-- BEGIN INFORMATION GIVEN --

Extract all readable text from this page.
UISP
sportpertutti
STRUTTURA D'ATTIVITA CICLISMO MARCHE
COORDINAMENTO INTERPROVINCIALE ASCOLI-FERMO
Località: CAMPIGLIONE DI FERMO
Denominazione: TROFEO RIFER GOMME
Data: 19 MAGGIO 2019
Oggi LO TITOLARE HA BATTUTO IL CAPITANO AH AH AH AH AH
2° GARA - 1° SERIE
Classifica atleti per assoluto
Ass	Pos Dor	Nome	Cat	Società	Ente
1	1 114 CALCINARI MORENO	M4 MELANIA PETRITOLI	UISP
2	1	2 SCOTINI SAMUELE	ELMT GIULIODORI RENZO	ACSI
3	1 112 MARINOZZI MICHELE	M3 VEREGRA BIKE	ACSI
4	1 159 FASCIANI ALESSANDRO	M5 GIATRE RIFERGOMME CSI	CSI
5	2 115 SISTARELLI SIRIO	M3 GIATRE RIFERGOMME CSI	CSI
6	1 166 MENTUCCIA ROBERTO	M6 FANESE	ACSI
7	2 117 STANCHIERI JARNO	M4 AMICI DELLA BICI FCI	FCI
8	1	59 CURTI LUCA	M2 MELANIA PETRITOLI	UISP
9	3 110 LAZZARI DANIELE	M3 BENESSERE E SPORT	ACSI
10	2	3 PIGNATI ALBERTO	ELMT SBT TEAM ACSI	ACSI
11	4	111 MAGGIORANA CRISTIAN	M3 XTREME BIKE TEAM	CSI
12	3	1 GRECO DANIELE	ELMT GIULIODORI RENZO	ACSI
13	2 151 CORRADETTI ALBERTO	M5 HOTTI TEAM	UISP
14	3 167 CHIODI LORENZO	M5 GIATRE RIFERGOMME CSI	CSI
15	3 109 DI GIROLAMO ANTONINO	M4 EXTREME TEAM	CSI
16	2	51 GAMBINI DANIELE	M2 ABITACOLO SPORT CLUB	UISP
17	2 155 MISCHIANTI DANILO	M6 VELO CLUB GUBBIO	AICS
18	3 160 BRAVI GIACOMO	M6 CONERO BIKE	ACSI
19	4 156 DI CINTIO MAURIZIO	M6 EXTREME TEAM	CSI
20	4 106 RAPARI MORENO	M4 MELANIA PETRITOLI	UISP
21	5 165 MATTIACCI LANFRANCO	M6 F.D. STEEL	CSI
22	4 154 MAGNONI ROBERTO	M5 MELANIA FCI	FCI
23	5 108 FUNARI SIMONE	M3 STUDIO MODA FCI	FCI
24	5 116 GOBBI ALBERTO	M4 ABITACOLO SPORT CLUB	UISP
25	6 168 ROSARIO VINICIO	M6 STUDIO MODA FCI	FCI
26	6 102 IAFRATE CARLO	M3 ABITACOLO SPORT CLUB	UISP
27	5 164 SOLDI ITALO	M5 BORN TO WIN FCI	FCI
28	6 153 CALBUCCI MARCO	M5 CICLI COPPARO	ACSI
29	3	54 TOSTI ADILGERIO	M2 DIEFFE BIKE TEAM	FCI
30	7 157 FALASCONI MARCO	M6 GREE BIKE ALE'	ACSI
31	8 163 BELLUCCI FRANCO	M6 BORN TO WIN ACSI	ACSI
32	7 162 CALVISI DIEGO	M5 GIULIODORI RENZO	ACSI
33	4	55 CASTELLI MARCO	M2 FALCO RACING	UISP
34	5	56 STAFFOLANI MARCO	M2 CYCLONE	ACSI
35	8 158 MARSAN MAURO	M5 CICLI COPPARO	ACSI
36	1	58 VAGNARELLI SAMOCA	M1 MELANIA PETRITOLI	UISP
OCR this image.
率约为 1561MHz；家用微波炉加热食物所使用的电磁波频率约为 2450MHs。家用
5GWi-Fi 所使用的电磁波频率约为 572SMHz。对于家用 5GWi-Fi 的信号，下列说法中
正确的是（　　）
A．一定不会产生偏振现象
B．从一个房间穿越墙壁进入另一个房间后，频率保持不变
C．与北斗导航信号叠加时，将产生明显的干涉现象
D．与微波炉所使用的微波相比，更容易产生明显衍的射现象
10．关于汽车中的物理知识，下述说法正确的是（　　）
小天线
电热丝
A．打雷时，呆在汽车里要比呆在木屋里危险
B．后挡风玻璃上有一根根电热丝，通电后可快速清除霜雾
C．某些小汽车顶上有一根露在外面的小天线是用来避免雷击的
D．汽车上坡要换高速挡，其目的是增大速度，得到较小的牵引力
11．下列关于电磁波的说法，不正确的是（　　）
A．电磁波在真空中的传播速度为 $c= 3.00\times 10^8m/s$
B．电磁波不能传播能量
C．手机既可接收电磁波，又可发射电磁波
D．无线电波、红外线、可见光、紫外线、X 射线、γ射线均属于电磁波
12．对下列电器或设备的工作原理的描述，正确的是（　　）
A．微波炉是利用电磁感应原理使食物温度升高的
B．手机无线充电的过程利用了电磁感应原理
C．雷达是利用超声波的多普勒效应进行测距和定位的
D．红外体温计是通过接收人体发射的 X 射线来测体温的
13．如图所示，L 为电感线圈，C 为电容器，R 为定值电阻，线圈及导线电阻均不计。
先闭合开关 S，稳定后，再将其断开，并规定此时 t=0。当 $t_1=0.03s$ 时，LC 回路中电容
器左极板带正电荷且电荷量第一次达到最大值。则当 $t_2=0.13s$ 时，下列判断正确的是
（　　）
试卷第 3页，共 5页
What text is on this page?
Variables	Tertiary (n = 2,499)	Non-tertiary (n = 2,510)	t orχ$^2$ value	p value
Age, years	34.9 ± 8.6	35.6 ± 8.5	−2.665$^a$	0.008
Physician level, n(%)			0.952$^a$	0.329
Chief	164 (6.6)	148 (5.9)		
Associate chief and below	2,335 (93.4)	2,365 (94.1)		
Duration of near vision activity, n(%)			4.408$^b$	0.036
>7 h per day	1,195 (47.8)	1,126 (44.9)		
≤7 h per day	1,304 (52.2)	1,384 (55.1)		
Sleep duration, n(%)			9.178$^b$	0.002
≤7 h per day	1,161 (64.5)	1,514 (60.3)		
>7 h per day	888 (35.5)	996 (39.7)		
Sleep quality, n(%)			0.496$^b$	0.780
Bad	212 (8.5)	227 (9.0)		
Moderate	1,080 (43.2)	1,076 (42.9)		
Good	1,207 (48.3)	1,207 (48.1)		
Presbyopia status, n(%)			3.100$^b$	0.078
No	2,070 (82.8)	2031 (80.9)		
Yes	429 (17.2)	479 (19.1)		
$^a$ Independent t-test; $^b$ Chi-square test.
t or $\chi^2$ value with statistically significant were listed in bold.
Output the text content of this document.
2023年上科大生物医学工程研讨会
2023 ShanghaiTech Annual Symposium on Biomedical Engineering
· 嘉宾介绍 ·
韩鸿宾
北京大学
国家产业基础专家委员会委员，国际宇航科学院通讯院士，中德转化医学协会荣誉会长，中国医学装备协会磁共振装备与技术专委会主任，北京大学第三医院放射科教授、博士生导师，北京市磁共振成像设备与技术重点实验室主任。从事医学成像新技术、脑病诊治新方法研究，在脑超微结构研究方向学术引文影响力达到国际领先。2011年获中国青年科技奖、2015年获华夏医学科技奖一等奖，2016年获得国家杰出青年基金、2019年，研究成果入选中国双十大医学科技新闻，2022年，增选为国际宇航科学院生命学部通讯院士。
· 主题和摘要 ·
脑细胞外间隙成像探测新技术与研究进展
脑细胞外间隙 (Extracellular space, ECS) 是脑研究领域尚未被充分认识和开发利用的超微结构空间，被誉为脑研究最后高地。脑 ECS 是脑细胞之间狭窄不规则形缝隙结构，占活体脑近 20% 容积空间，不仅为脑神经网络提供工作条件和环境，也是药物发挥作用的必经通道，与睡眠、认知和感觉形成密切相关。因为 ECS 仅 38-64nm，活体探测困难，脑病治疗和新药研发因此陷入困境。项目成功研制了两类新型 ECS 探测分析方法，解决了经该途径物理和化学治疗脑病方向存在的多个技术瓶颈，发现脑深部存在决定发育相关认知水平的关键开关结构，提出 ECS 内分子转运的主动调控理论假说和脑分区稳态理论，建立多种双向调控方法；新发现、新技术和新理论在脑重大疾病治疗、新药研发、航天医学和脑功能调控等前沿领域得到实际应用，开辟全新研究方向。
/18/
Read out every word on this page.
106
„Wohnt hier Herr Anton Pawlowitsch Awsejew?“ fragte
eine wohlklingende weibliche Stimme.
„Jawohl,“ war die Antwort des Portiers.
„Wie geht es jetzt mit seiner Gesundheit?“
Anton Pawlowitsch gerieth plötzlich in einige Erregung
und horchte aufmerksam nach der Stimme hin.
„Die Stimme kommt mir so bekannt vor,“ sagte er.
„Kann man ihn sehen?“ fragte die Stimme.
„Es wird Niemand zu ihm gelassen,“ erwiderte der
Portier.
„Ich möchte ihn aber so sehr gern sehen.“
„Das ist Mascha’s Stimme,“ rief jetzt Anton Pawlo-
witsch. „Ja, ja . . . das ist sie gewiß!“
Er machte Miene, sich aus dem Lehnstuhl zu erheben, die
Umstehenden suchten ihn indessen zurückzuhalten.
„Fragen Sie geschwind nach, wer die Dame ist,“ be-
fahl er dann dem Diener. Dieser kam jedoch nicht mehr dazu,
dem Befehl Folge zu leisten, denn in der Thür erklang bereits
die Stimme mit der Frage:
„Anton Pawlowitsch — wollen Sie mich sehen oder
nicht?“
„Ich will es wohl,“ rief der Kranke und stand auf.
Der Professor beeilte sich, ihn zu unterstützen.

-- END INFORMATION GIVEN --

TASK DIRECTIONS: Pick out the lines containing the word "rief" and show them.

RESULT OF THIS EXERCISE:
„Das ist Mascha’s Stimme,“ rief jetzt Anton Pawlo-
„Ich will es wohl,“ rief der Kranke und stand auf.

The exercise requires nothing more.